INSTRUCTION:
From the listing that follows, output everything exactly except the pictures.

[Dataset items]
%%

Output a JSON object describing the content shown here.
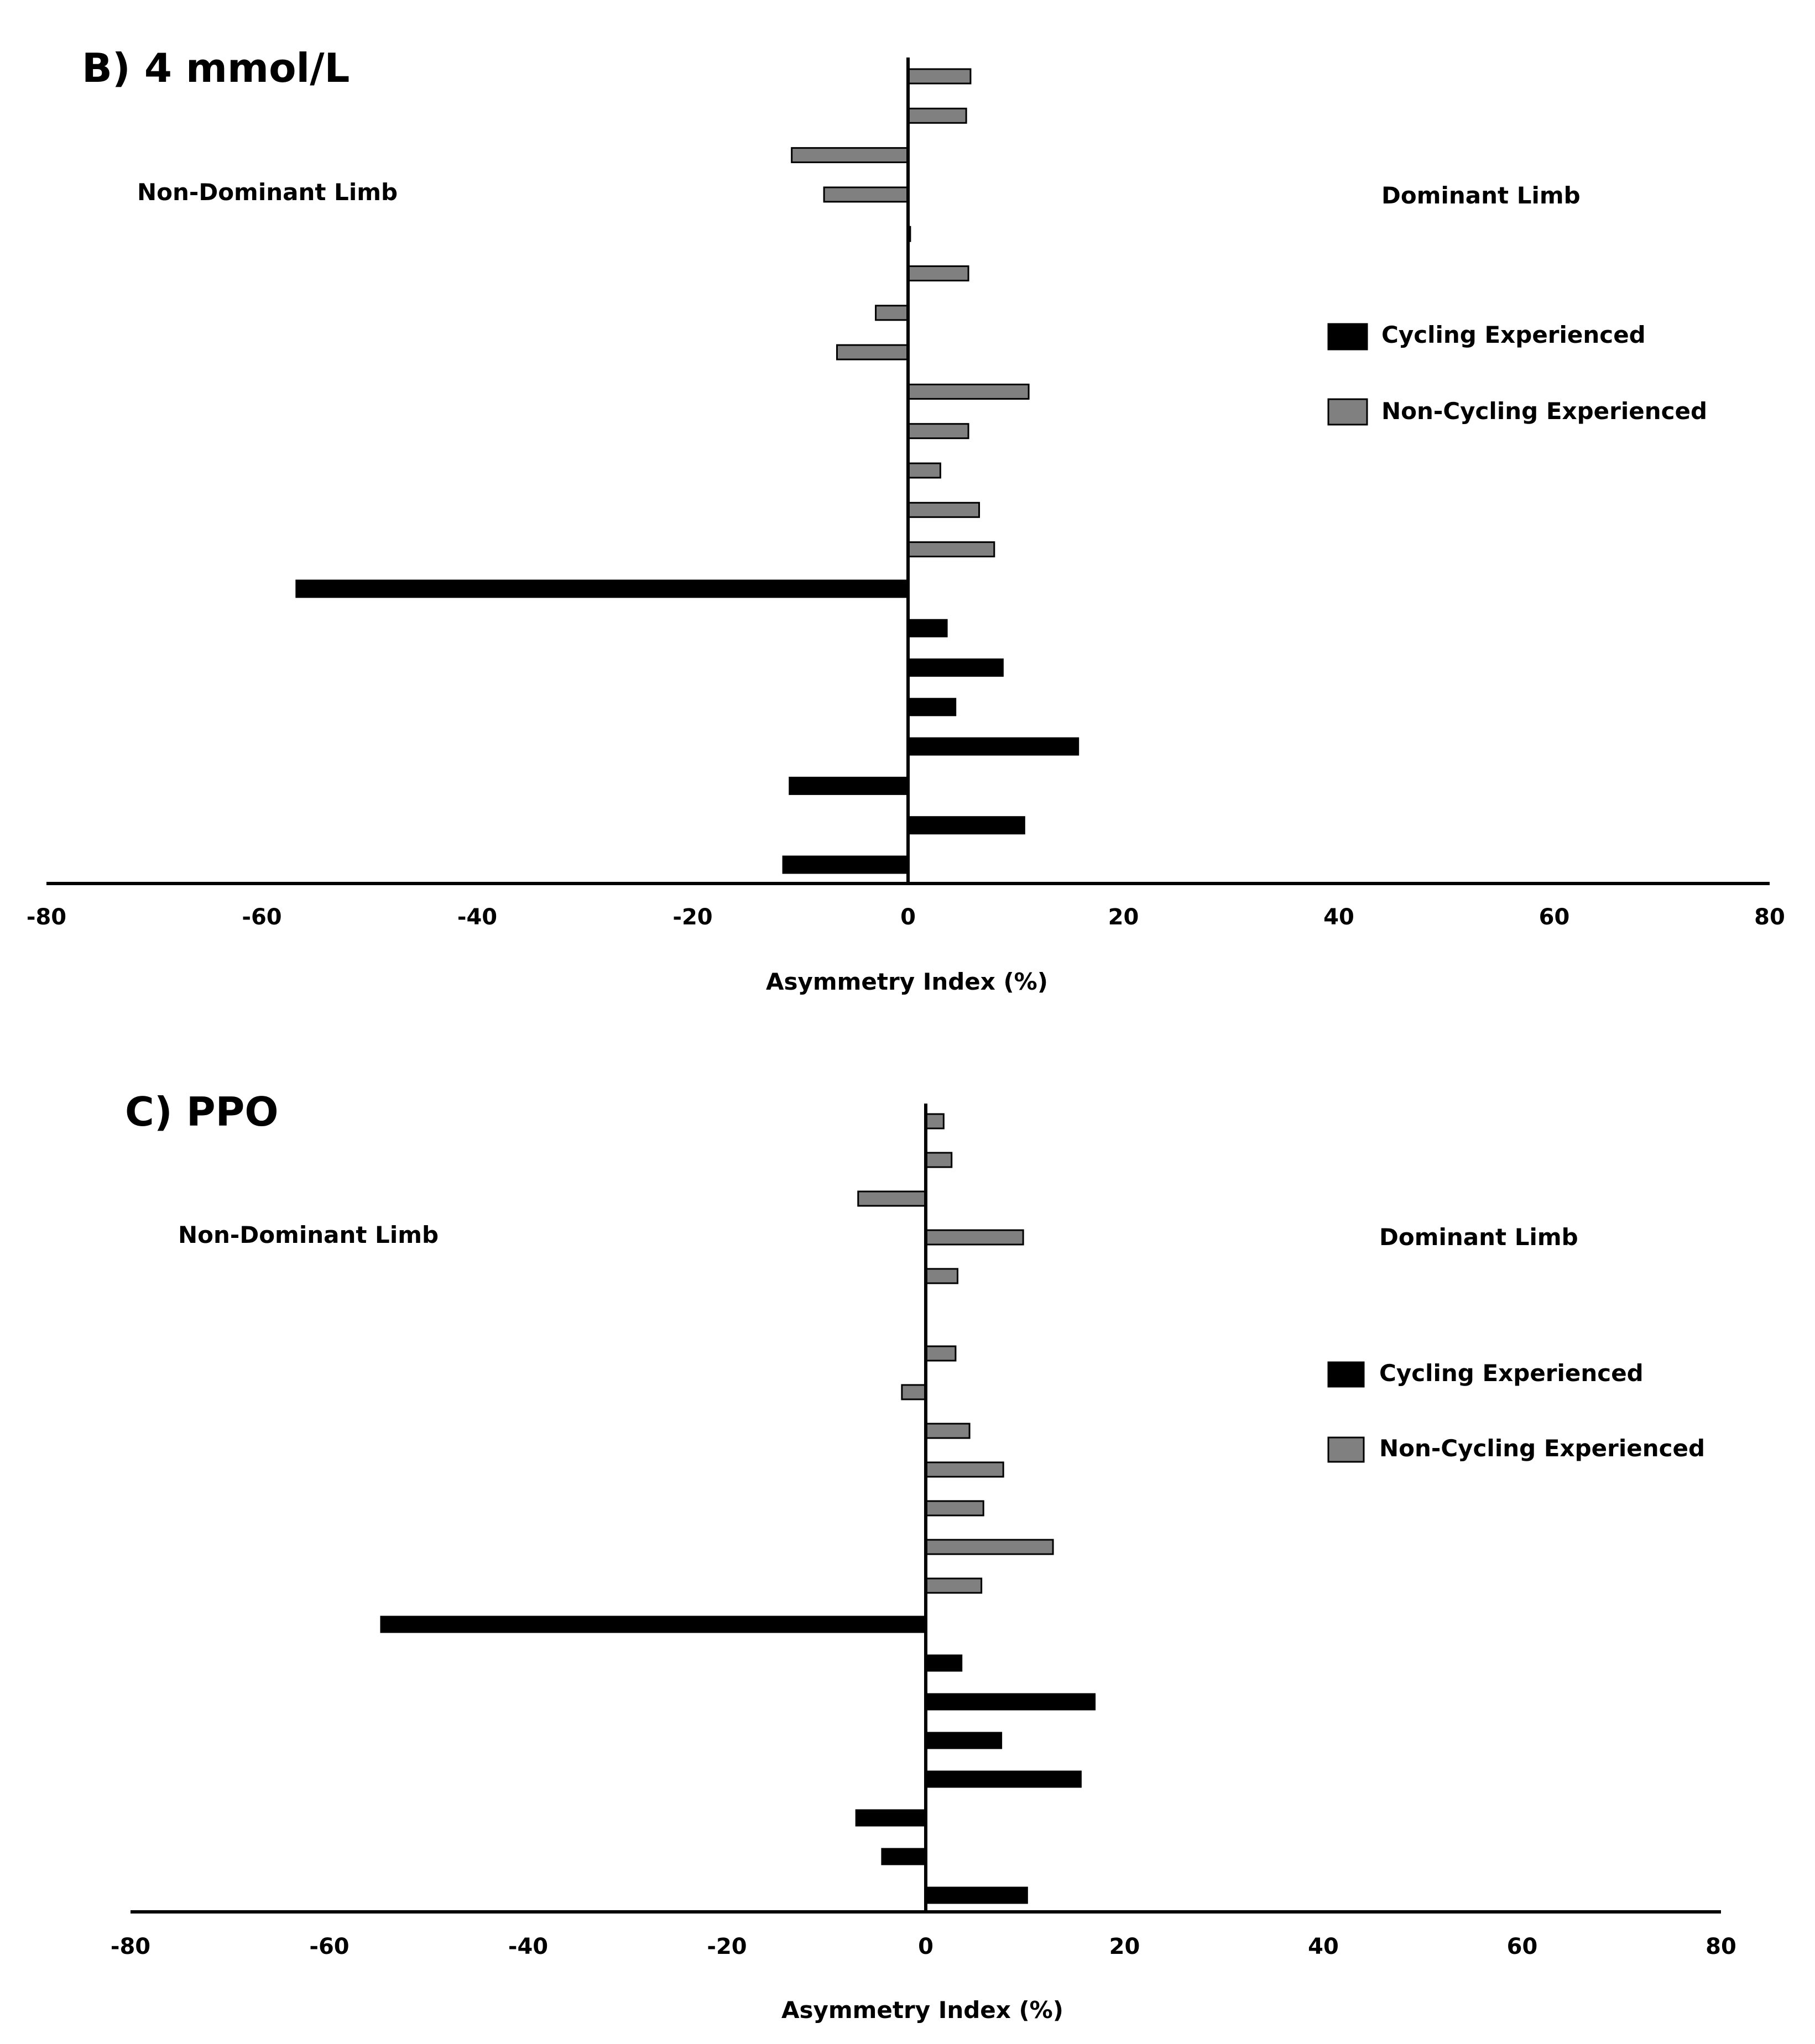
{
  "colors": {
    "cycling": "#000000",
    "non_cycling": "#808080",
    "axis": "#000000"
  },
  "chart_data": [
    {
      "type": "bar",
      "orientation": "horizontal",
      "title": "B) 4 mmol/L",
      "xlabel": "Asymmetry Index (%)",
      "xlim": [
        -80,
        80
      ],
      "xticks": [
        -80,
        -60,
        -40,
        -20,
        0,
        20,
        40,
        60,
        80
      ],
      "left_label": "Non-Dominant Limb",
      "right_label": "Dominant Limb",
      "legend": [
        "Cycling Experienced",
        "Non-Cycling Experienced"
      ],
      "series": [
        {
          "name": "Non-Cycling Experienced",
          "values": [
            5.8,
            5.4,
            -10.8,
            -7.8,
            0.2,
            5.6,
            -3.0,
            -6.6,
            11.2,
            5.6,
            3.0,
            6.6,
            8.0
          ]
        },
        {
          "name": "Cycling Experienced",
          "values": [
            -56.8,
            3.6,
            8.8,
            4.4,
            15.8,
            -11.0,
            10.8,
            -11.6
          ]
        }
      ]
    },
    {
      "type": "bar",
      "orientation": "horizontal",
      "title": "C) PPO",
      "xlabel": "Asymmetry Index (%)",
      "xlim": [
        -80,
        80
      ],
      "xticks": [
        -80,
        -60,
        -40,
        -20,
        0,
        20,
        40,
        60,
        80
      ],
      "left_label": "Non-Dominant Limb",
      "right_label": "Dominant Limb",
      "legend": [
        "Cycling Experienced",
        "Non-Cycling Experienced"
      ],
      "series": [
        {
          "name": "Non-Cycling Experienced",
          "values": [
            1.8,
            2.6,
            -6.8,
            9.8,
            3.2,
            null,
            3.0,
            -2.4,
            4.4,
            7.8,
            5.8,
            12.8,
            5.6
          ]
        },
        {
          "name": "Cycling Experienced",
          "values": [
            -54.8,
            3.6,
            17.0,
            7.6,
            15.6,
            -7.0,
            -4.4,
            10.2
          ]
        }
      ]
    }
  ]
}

%%

THE RESULT:
Output a JSON object describing the content shown here.
{
  "colors": {
    "cycling": "#000000",
    "non_cycling": "#808080",
    "axis": "#000000"
  },
  "chart_data": [
    {
      "type": "bar",
      "orientation": "horizontal",
      "title": "B) 4 mmol/L",
      "xlabel": "Asymmetry Index (%)",
      "xlim": [
        -80,
        80
      ],
      "xticks": [
        -80,
        -60,
        -40,
        -20,
        0,
        20,
        40,
        60,
        80
      ],
      "left_label": "Non-Dominant Limb",
      "right_label": "Dominant Limb",
      "legend": [
        "Cycling Experienced",
        "Non-Cycling Experienced"
      ],
      "series": [
        {
          "name": "Non-Cycling Experienced",
          "values": [
            5.8,
            5.4,
            -10.8,
            -7.8,
            0.2,
            5.6,
            -3.0,
            -6.6,
            11.2,
            5.6,
            3.0,
            6.6,
            8.0
          ]
        },
        {
          "name": "Cycling Experienced",
          "values": [
            -56.8,
            3.6,
            8.8,
            4.4,
            15.8,
            -11.0,
            10.8,
            -11.6
          ]
        }
      ]
    },
    {
      "type": "bar",
      "orientation": "horizontal",
      "title": "C) PPO",
      "xlabel": "Asymmetry Index (%)",
      "xlim": [
        -80,
        80
      ],
      "xticks": [
        -80,
        -60,
        -40,
        -20,
        0,
        20,
        40,
        60,
        80
      ],
      "left_label": "Non-Dominant Limb",
      "right_label": "Dominant Limb",
      "legend": [
        "Cycling Experienced",
        "Non-Cycling Experienced"
      ],
      "series": [
        {
          "name": "Non-Cycling Experienced",
          "values": [
            1.8,
            2.6,
            -6.8,
            9.8,
            3.2,
            null,
            3.0,
            -2.4,
            4.4,
            7.8,
            5.8,
            12.8,
            5.6
          ]
        },
        {
          "name": "Cycling Experienced",
          "values": [
            -54.8,
            3.6,
            17.0,
            7.6,
            15.6,
            -7.0,
            -4.4,
            10.2
          ]
        }
      ]
    }
  ]
}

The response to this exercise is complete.